Provide the records once more, identical to the original.

[Data excerpts]
□ □ □ □ □ □ □
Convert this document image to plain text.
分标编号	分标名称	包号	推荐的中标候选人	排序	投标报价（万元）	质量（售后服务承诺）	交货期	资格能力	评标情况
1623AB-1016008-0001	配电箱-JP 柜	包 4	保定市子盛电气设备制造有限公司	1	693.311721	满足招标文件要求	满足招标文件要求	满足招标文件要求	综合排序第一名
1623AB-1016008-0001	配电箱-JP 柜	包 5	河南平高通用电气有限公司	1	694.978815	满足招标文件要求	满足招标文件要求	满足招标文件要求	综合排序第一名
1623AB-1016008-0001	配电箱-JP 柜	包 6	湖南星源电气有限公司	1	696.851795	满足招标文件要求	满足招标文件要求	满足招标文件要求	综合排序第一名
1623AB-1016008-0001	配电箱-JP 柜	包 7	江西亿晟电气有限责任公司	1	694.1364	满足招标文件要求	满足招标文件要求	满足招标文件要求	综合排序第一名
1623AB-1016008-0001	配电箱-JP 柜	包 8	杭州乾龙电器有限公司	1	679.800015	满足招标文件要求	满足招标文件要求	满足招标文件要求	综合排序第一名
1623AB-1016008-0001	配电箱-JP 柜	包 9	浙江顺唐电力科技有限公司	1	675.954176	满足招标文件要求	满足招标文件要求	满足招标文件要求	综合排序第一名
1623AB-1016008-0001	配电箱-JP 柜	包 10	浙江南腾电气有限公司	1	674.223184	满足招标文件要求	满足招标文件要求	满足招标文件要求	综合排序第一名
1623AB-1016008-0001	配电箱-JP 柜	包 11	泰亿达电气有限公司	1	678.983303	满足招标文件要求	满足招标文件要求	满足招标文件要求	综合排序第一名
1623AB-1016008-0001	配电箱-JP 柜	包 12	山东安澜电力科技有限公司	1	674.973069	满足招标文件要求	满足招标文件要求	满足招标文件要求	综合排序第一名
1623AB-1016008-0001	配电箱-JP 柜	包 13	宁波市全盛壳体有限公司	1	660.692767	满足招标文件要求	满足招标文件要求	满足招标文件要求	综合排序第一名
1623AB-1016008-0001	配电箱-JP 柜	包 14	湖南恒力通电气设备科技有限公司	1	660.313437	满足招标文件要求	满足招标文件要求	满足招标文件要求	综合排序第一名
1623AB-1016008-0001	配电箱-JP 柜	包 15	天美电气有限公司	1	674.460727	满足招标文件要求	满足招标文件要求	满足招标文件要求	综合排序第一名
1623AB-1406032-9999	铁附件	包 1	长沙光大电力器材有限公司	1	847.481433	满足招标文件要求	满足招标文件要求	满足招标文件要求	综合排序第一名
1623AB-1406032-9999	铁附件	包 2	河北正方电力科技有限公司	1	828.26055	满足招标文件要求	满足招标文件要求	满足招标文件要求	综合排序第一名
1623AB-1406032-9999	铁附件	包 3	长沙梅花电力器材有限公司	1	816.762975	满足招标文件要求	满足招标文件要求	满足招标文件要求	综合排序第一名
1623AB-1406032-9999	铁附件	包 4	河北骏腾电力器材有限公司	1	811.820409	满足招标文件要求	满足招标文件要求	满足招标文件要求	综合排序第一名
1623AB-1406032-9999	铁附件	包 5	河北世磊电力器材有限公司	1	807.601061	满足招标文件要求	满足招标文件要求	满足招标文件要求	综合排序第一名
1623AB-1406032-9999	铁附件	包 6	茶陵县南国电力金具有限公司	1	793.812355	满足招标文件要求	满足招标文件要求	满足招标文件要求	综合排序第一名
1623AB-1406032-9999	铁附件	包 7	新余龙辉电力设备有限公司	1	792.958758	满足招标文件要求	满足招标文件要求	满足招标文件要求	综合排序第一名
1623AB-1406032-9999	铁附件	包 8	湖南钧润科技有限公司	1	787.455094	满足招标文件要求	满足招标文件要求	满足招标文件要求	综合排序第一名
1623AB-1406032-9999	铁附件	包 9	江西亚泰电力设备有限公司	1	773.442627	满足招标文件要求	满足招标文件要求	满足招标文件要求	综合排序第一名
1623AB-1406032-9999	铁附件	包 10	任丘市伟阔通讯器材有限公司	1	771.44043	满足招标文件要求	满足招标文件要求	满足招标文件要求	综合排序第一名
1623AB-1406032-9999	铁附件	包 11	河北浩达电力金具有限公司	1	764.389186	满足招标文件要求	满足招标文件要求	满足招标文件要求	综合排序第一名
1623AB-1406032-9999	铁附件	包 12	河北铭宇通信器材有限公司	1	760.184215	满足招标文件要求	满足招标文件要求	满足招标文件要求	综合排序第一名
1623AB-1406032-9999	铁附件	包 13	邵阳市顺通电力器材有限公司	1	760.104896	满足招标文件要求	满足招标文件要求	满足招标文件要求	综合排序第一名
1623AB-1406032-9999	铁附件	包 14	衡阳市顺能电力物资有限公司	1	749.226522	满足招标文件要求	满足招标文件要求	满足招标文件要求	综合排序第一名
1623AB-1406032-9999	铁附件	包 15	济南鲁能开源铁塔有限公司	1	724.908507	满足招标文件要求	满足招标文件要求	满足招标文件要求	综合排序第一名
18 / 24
□ □ □ □ □ □ □
COMPLETED EXERCISE:
Convert this document image to plain text.
分标编号	分标名称	包号	推荐的中标候选人	排序	投标报价（万元）	质量（售后服务承诺）	交货期	资格能力	评标情况
1623AB-1016008-0001	配电箱-JP 柜	包 4	保定市子盛电气设备制造有限公司	1	693.311721	满足招标文件要求	满足招标文件要求	满足招标文件要求	综合排序第一名
1623AB-1016008-0001	配电箱-JP 柜	包 5	河南平高通用电气有限公司	1	694.978815	满足招标文件要求	满足招标文件要求	满足招标文件要求	综合排序第一名
1623AB-1016008-0001	配电箱-JP 柜	包 6	湖南星源电气有限公司	1	696.851795	满足招标文件要求	满足招标文件要求	满足招标文件要求	综合排序第一名
1623AB-1016008-0001	配电箱-JP 柜	包 7	江西亿晟电气有限责任公司	1	694.1364	满足招标文件要求	满足招标文件要求	满足招标文件要求	综合排序第一名
1623AB-1016008-0001	配电箱-JP 柜	包 8	杭州乾龙电器有限公司	1	679.800015	满足招标文件要求	满足招标文件要求	满足招标文件要求	综合排序第一名
1623AB-1016008-0001	配电箱-JP 柜	包 9	浙江顺唐电力科技有限公司	1	675.954176	满足招标文件要求	满足招标文件要求	满足招标文件要求	综合排序第一名
1623AB-1016008-0001	配电箱-JP 柜	包 10	浙江南腾电气有限公司	1	674.223184	满足招标文件要求	满足招标文件要求	满足招标文件要求	综合排序第一名
1623AB-1016008-0001	配电箱-JP 柜	包 11	泰亿达电气有限公司	1	678.983303	满足招标文件要求	满足招标文件要求	满足招标文件要求	综合排序第一名
1623AB-1016008-0001	配电箱-JP 柜	包 12	山东安澜电力科技有限公司	1	674.973069	满足招标文件要求	满足招标文件要求	满足招标文件要求	综合排序第一名
1623AB-1016008-0001	配电箱-JP 柜	包 13	宁波市全盛壳体有限公司	1	660.692767	满足招标文件要求	满足招标文件要求	满足招标文件要求	综合排序第一名
1623AB-1016008-0001	配电箱-JP 柜	包 14	湖南恒力通电气设备科技有限公司	1	660.313437	满足招标文件要求	满足招标文件要求	满足招标文件要求	综合排序第一名
1623AB-1016008-0001	配电箱-JP 柜	包 15	天美电气有限公司	1	674.460727	满足招标文件要求	满足招标文件要求	满足招标文件要求	综合排序第一名
1623AB-1406032-9999	铁附件	包 1	长沙光大电力器材有限公司	1	847.481433	满足招标文件要求	满足招标文件要求	满足招标文件要求	综合排序第一名
1623AB-1406032-9999	铁附件	包 2	河北正方电力科技有限公司	1	828.26055	满足招标文件要求	满足招标文件要求	满足招标文件要求	综合排序第一名
1623AB-1406032-9999	铁附件	包 3	长沙梅花电力器材有限公司	1	816.762975	满足招标文件要求	满足招标文件要求	满足招标文件要求	综合排序第一名
1623AB-1406032-9999	铁附件	包 4	河北骏腾电力器材有限公司	1	811.820409	满足招标文件要求	满足招标文件要求	满足招标文件要求	综合排序第一名
1623AB-1406032-9999	铁附件	包 5	河北世磊电力器材有限公司	1	807.601061	满足招标文件要求	满足招标文件要求	满足招标文件要求	综合排序第一名
1623AB-1406032-9999	铁附件	包 6	茶陵县南国电力金具有限公司	1	793.812355	满足招标文件要求	满足招标文件要求	满足招标文件要求	综合排序第一名
1623AB-1406032-9999	铁附件	包 7	新余龙辉电力设备有限公司	1	792.958758	满足招标文件要求	满足招标文件要求	满足招标文件要求	综合排序第一名
1623AB-1406032-9999	铁附件	包 8	湖南钧润科技有限公司	1	787.455094	满足招标文件要求	满足招标文件要求	满足招标文件要求	综合排序第一名
1623AB-1406032-9999	铁附件	包 9	江西亚泰电力设备有限公司	1	773.442627	满足招标文件要求	满足招标文件要求	满足招标文件要求	综合排序第一名
1623AB-1406032-9999	铁附件	包 10	任丘市伟阔通讯器材有限公司	1	771.44043	满足招标文件要求	满足招标文件要求	满足招标文件要求	综合排序第一名
1623AB-1406032-9999	铁附件	包 11	河北浩达电力金具有限公司	1	764.389186	满足招标文件要求	满足招标文件要求	满足招标文件要求	综合排序第一名
1623AB-1406032-9999	铁附件	包 12	河北铭宇通信器材有限公司	1	760.184215	满足招标文件要求	满足招标文件要求	满足招标文件要求	综合排序第一名
1623AB-1406032-9999	铁附件	包 13	邵阳市顺通电力器材有限公司	1	760.104896	满足招标文件要求	满足招标文件要求	满足招标文件要求	综合排序第一名
1623AB-1406032-9999	铁附件	包 14	衡阳市顺能电力物资有限公司	1	749.226522	满足招标文件要求	满足招标文件要求	满足招标文件要求	综合排序第一名
1623AB-1406032-9999	铁附件	包 15	济南鲁能开源铁塔有限公司	1	724.908507	满足招标文件要求	满足招标文件要求	满足招标文件要求	综合排序第一名
18 / 24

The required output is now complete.